**Items from a figure collection**

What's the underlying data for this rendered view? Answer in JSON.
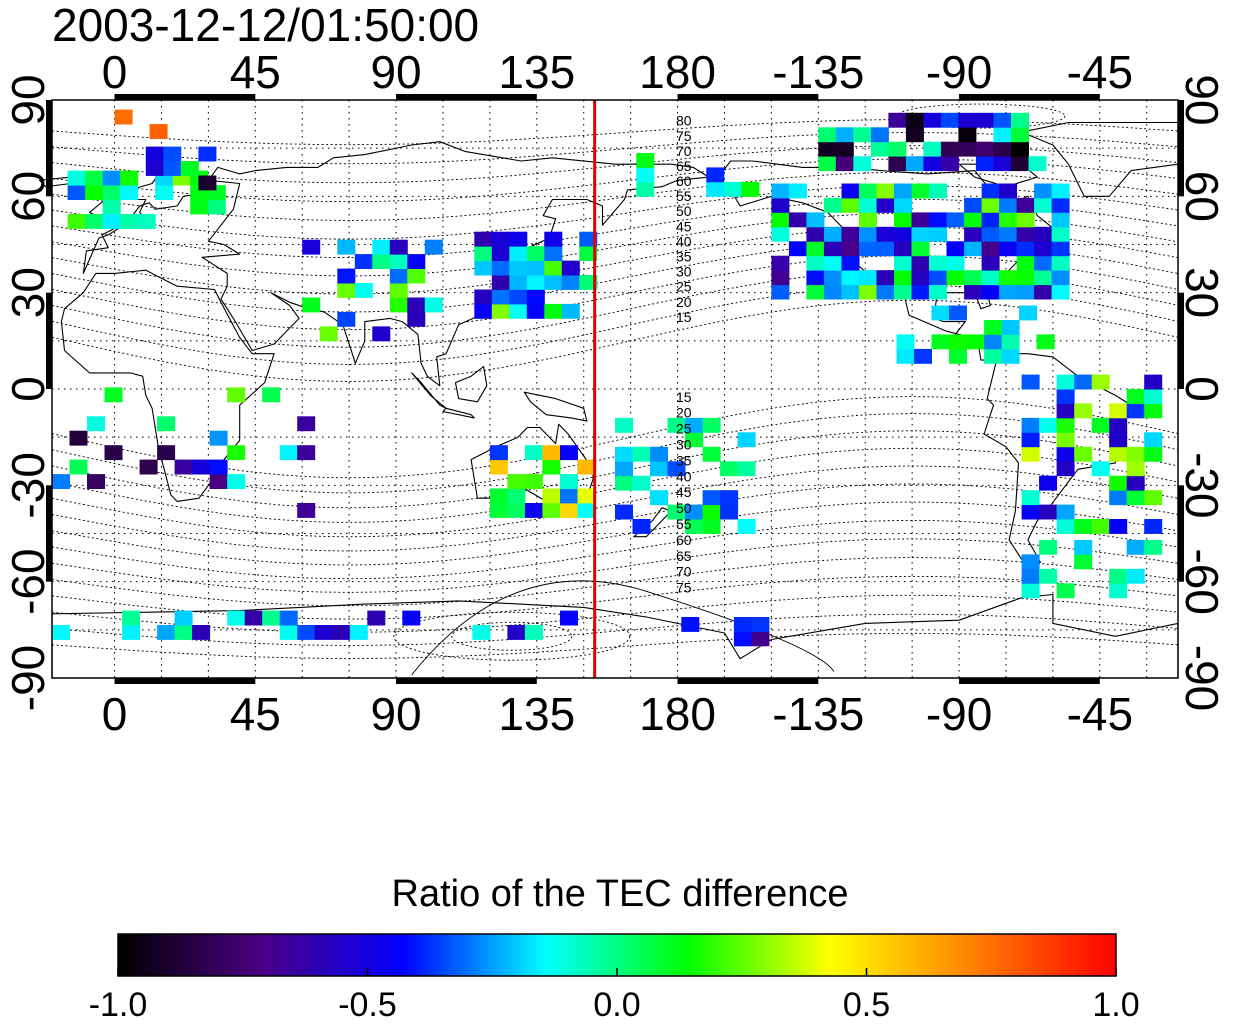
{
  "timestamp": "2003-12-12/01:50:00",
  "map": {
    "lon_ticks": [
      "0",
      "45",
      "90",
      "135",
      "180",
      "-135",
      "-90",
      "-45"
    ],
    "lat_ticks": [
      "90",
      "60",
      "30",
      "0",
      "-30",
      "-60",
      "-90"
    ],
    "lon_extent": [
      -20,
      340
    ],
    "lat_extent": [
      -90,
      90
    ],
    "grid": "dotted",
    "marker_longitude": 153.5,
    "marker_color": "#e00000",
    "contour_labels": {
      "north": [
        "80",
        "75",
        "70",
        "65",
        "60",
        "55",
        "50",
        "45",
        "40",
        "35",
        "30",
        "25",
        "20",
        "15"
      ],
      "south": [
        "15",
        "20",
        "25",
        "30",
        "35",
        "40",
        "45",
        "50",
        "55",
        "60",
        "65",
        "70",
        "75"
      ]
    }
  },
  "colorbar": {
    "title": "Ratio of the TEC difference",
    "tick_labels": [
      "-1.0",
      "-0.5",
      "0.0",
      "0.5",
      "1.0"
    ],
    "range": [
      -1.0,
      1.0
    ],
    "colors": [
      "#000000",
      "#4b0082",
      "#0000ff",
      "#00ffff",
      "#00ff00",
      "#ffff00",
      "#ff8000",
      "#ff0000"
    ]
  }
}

* * *

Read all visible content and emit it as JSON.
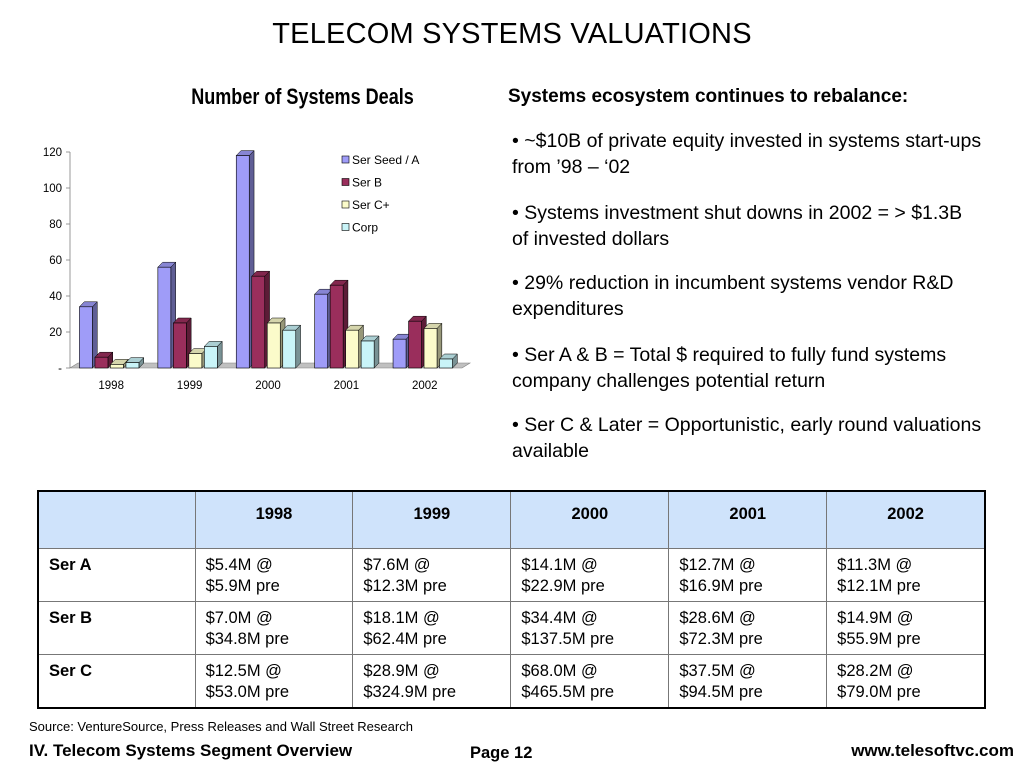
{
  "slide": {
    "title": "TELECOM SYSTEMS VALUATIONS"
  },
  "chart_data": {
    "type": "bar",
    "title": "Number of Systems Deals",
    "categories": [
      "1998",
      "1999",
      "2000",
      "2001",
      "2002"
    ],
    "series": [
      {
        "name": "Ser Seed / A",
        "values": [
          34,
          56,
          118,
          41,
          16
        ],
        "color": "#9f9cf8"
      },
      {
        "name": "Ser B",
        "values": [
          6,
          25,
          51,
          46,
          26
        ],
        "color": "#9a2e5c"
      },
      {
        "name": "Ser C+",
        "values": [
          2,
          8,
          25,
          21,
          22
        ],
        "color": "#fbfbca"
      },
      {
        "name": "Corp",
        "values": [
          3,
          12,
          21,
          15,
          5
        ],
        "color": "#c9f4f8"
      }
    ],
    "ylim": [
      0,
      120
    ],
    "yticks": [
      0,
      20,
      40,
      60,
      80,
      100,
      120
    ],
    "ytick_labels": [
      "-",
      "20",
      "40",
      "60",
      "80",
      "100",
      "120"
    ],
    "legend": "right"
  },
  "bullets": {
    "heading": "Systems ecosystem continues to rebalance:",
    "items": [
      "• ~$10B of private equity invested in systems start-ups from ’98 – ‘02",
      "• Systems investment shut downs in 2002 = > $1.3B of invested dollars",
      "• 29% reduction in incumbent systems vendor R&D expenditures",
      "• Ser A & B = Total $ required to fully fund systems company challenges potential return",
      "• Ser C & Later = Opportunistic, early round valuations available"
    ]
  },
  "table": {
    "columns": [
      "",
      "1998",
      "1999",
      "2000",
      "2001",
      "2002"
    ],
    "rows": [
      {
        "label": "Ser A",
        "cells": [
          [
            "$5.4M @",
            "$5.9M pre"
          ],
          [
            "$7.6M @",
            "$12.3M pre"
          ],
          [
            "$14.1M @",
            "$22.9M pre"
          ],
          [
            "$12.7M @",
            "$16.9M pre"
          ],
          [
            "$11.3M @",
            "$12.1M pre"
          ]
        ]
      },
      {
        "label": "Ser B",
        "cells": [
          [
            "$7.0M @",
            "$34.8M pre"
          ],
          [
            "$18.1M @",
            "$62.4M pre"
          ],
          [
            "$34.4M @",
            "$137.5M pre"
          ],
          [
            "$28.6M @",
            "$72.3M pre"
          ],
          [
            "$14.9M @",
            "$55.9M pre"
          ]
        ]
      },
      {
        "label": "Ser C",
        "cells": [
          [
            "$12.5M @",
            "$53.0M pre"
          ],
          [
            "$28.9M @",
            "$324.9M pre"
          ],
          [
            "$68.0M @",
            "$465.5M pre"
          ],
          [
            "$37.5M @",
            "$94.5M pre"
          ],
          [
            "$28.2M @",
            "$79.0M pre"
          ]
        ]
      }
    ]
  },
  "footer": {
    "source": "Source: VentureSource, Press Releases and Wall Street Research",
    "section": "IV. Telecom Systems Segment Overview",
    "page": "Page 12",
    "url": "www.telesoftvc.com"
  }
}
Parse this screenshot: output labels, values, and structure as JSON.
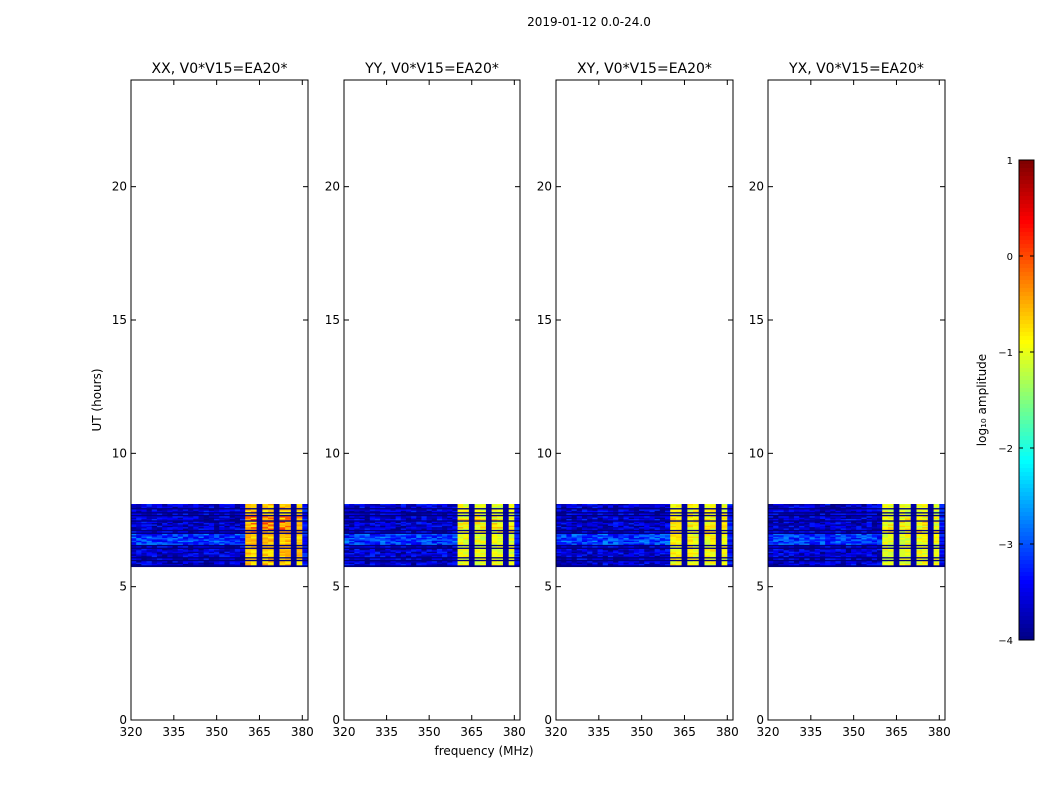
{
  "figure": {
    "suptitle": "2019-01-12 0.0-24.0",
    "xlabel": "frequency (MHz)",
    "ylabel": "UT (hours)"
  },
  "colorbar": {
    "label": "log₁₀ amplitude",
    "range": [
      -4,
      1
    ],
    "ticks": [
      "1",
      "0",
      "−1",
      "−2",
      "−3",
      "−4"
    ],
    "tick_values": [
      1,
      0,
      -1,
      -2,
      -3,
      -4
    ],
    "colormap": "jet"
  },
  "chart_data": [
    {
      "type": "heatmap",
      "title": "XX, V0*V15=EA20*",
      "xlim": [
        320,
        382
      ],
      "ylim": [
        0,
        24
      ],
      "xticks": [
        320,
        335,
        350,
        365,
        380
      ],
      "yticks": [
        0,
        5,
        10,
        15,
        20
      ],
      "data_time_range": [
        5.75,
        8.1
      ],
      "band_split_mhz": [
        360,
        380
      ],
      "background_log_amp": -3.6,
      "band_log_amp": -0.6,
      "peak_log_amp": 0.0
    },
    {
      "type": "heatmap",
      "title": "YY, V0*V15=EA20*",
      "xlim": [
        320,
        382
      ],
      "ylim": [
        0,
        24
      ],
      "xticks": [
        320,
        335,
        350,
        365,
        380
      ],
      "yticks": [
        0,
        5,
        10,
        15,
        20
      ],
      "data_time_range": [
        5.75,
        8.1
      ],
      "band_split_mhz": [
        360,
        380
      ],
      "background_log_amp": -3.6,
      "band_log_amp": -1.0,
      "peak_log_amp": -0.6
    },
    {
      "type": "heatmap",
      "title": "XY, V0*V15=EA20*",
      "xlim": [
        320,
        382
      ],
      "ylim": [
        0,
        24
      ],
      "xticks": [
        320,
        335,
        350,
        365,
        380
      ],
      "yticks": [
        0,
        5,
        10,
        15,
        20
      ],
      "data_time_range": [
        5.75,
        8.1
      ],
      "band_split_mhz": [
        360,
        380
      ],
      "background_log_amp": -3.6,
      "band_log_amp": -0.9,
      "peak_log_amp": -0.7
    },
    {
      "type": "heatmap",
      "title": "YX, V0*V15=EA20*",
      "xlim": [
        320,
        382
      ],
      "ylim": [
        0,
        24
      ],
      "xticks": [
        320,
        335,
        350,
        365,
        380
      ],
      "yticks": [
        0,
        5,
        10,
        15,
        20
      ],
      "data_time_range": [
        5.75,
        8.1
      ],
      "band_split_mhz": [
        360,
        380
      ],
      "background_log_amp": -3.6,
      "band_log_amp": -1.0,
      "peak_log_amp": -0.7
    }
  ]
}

==

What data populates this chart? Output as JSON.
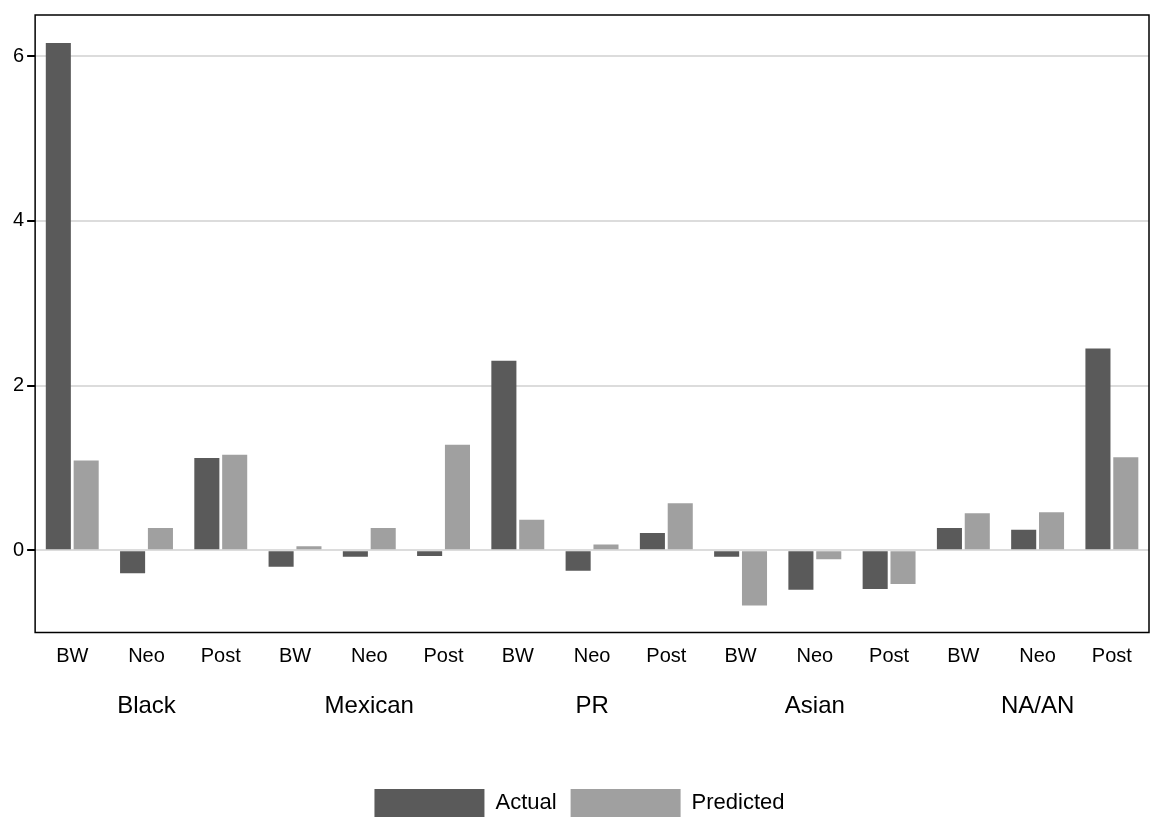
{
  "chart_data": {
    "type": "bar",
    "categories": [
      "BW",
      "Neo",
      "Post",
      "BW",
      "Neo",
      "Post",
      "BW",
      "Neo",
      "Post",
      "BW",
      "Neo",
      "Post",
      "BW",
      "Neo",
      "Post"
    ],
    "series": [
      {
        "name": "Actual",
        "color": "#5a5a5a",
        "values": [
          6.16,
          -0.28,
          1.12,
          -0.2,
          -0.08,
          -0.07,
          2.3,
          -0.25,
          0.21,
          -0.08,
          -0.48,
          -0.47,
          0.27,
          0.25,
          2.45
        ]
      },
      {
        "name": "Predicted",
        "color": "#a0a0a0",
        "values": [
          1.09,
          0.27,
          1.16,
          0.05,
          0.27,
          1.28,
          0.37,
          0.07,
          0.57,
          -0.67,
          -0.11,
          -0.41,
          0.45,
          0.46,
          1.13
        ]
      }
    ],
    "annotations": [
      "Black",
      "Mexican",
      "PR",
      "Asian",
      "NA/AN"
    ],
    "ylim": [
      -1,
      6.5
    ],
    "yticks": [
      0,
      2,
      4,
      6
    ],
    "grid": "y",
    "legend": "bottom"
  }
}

**Goal**
State the number of lines that contain the string "What", with no other words.

**Output**
2